* **Aim of the task**
Go through the data below. List every line that holds the word "triangle".

* **Extracted data**
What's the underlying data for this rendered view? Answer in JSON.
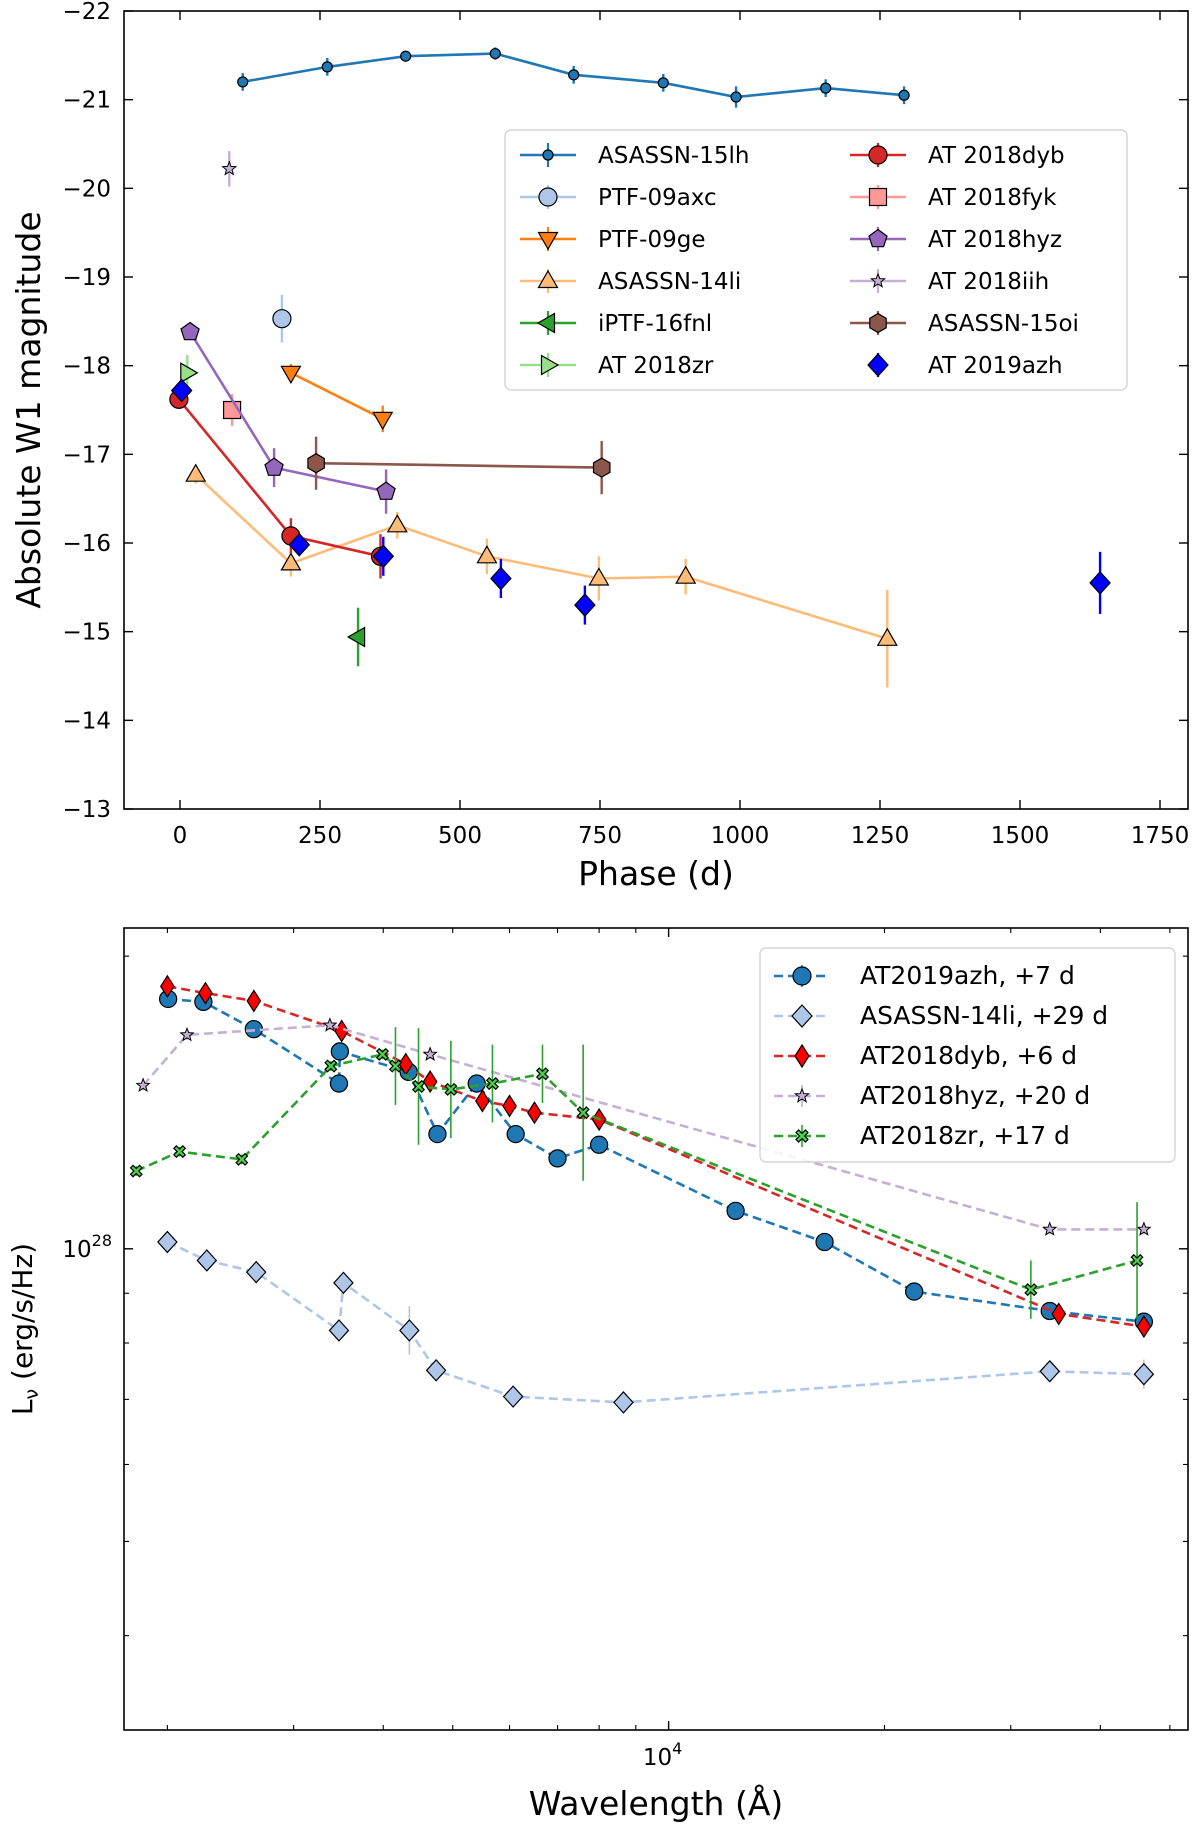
{
  "chart_data": [
    {
      "type": "line",
      "xlabel": "Phase (d)",
      "ylabel": "Absolute W1 magnitude",
      "xlim": [
        -100,
        1800
      ],
      "ylim": [
        -22,
        -13
      ],
      "y_inverted": true,
      "xticks": [
        0,
        250,
        500,
        750,
        1000,
        1250,
        1500,
        1750
      ],
      "yticks": [
        -22,
        -21,
        -20,
        -19,
        -18,
        -17,
        -16,
        -15,
        -14,
        -13
      ],
      "xtick_labels": [
        "0",
        "250",
        "500",
        "750",
        "1000",
        "1250",
        "1500",
        "1750"
      ],
      "ytick_labels": [
        "−22",
        "−21",
        "−20",
        "−19",
        "−18",
        "−17",
        "−16",
        "−15",
        "−14",
        "−13"
      ],
      "legend_position": "upper-right",
      "series": [
        {
          "name": "ASASSN-15lh",
          "color": "#1f77b4",
          "fill": "#1f77b4",
          "marker": "small-circle",
          "line": true,
          "x": [
            112,
            263,
            403,
            563,
            703,
            863,
            993,
            1153,
            1293
          ],
          "y": [
            -21.2,
            -21.37,
            -21.49,
            -21.52,
            -21.28,
            -21.19,
            -21.03,
            -21.13,
            -21.05
          ],
          "err": [
            0.1,
            0.1,
            0.06,
            0.07,
            0.1,
            0.1,
            0.12,
            0.1,
            0.1
          ]
        },
        {
          "name": "PTF-09axc",
          "color": "#aec7e8",
          "fill": "#aec7e8",
          "marker": "circle",
          "line": true,
          "x": [
            182
          ],
          "y": [
            -18.53
          ],
          "err": [
            0.27
          ]
        },
        {
          "name": "PTF-09ge",
          "color": "#ff7f0e",
          "fill": "#ff7f0e",
          "marker": "triangle-down",
          "line": true,
          "x": [
            198,
            362
          ],
          "y": [
            -17.92,
            -17.4
          ],
          "err": [
            0.1,
            0.15
          ]
        },
        {
          "name": "ASASSN-14li",
          "color": "#ffbb78",
          "fill": "#ffbb78",
          "marker": "triangle-up",
          "line": true,
          "x": [
            28,
            198,
            388,
            548,
            748,
            903,
            1263
          ],
          "y": [
            -16.77,
            -15.77,
            -16.2,
            -15.85,
            -15.6,
            -15.62,
            -14.92
          ],
          "err": [
            0.1,
            0.15,
            0.15,
            0.2,
            0.25,
            0.2,
            0.55
          ]
        },
        {
          "name": "iPTF-16fnl",
          "color": "#2ca02c",
          "fill": "#2ca02c",
          "marker": "triangle-left",
          "line": true,
          "x": [
            318
          ],
          "y": [
            -14.94
          ],
          "err": [
            0.33
          ]
        },
        {
          "name": "AT 2018zr",
          "color": "#98df8a",
          "fill": "#98df8a",
          "marker": "triangle-right",
          "line": true,
          "x": [
            13
          ],
          "y": [
            -17.92
          ],
          "err": [
            0.2
          ]
        },
        {
          "name": "AT 2018dyb",
          "color": "#d62728",
          "fill": "#d62728",
          "marker": "circle",
          "line": true,
          "x": [
            -2,
            198,
            358
          ],
          "y": [
            -17.62,
            -16.08,
            -15.85
          ],
          "err": [
            0.08,
            0.2,
            0.25
          ]
        },
        {
          "name": "AT 2018fyk",
          "color": "#ff9896",
          "fill": "#ff9896",
          "marker": "square",
          "line": true,
          "x": [
            93
          ],
          "y": [
            -17.5
          ],
          "err": [
            0.18
          ]
        },
        {
          "name": "AT 2018hyz",
          "color": "#9467bd",
          "fill": "#9467bd",
          "marker": "pentagon",
          "line": true,
          "x": [
            18,
            168,
            368
          ],
          "y": [
            -18.38,
            -16.85,
            -16.58
          ],
          "err": [
            0.08,
            0.22,
            0.25
          ]
        },
        {
          "name": "AT 2018iih",
          "color": "#c5b0d5",
          "fill": "#c5b0d5",
          "marker": "star",
          "line": true,
          "x": [
            88
          ],
          "y": [
            -20.22
          ],
          "err": [
            0.2
          ]
        },
        {
          "name": "ASASSN-15oi",
          "color": "#8c564b",
          "fill": "#8c564b",
          "marker": "hexagon",
          "line": true,
          "x": [
            243,
            753
          ],
          "y": [
            -16.9,
            -16.85
          ],
          "err": [
            0.3,
            0.3
          ]
        },
        {
          "name": "AT 2019azh",
          "color": "#0000ff",
          "fill": "#0000ff",
          "marker": "diamond",
          "line": false,
          "x": [
            3,
            213,
            363,
            573,
            723,
            1643
          ],
          "y": [
            -17.72,
            -15.98,
            -15.85,
            -15.6,
            -15.3,
            -15.55
          ],
          "err": [
            0.12,
            0.12,
            0.22,
            0.22,
            0.22,
            0.35
          ]
        }
      ]
    },
    {
      "type": "line",
      "xlabel": "Wavelength (Å)",
      "ylabel_main": "L",
      "ylabel_sub": "ν",
      "ylabel_rest": "  (erg/s/Hz)",
      "x_scale": "log",
      "y_scale": "log",
      "xlim": [
        1740,
        53000
      ],
      "ylim_log10": [
        27.505,
        28.33
      ],
      "xtick_labels": [
        {
          "base": "10",
          "exp": "4",
          "value": 10000
        }
      ],
      "ytick_labels": [
        {
          "base": "10",
          "exp": "28",
          "value": 1e+28
        }
      ],
      "legend_position": "upper-right",
      "series": [
        {
          "name": "AT2019azh, +7 d",
          "color": "#1f77b4",
          "fill": "#1f77b4",
          "marker": "circle",
          "x": [
            2005,
            2245,
            2640,
            3470,
            3480,
            4340,
            4760,
            5400,
            6120,
            7000,
            8000,
            12400,
            16500,
            22000,
            34000,
            46000
          ],
          "logL": [
            28.257,
            28.254,
            28.226,
            28.17,
            28.203,
            28.182,
            28.118,
            28.17,
            28.118,
            28.093,
            28.107,
            28.039,
            28.007,
            27.956,
            27.936,
            27.925
          ],
          "err": [
            0.005,
            0.005,
            0.005,
            0.005,
            0.005,
            0.005,
            0.005,
            0.005,
            0.005,
            0.005,
            0.005,
            0.005,
            0.005,
            0.005,
            0.005,
            0.005
          ]
        },
        {
          "name": "ASASSN-14li, +29 d",
          "color": "#aec7e8",
          "fill": "#aec7e8",
          "marker": "diamond",
          "x": [
            2000,
            2270,
            2660,
            3470,
            3520,
            4350,
            4740,
            6070,
            8650,
            34000,
            46000
          ],
          "logL": [
            28.007,
            27.988,
            27.976,
            27.916,
            27.965,
            27.916,
            27.875,
            27.848,
            27.842,
            27.874,
            27.871
          ],
          "err": [
            0.005,
            0.005,
            0.005,
            0.01,
            0.005,
            0.025,
            0.005,
            0.005,
            0.005,
            0.01,
            0.015
          ]
        },
        {
          "name": "AT2018dyb, +6 d",
          "color": "#d62728",
          "fill": "#ff0000",
          "marker": "diamond-thin",
          "x": [
            2000,
            2260,
            2640,
            3500,
            4300,
            4650,
            5500,
            6000,
            6500,
            8000,
            35000,
            46000
          ],
          "logL": [
            28.27,
            28.263,
            28.255,
            28.224,
            28.19,
            28.172,
            28.152,
            28.147,
            28.14,
            28.133,
            27.933,
            27.92
          ],
          "err": [
            0.01,
            0.01,
            0.01,
            0.01,
            0.01,
            0.01,
            0.01,
            0.01,
            0.01,
            0.01,
            0.01,
            0.01
          ]
        },
        {
          "name": "AT2018hyz, +20 d",
          "color": "#c5b0d5",
          "fill": "#c5b0d5",
          "marker": "star",
          "x": [
            1850,
            2130,
            3370,
            4650,
            34000,
            46000
          ],
          "logL": [
            28.168,
            28.22,
            28.23,
            28.2,
            28.02,
            28.02
          ],
          "err": [
            0.005,
            0.005,
            0.005,
            0.005,
            0.005,
            0.005
          ]
        },
        {
          "name": "AT2018zr, +17 d",
          "color": "#2ca02c",
          "fill": "#4cd04c",
          "marker": "x",
          "x": [
            1810,
            2080,
            2540,
            3380,
            3990,
            4160,
            4480,
            4970,
            5680,
            6670,
            7600,
            32000,
            45000
          ],
          "logL": [
            28.08,
            28.1,
            28.092,
            28.188,
            28.2,
            28.188,
            28.167,
            28.164,
            28.17,
            28.18,
            28.14,
            27.958,
            27.988
          ],
          "err": [
            0.005,
            0.005,
            0.005,
            0.005,
            0.005,
            0.04,
            0.06,
            0.05,
            0.04,
            0.03,
            0.07,
            0.03,
            0.06
          ]
        }
      ]
    }
  ]
}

* **Output of the task**
          "marker": "triangle-down",
          "marker": "triangle-up",
          "marker": "triangle-left",
          "marker": "triangle-right",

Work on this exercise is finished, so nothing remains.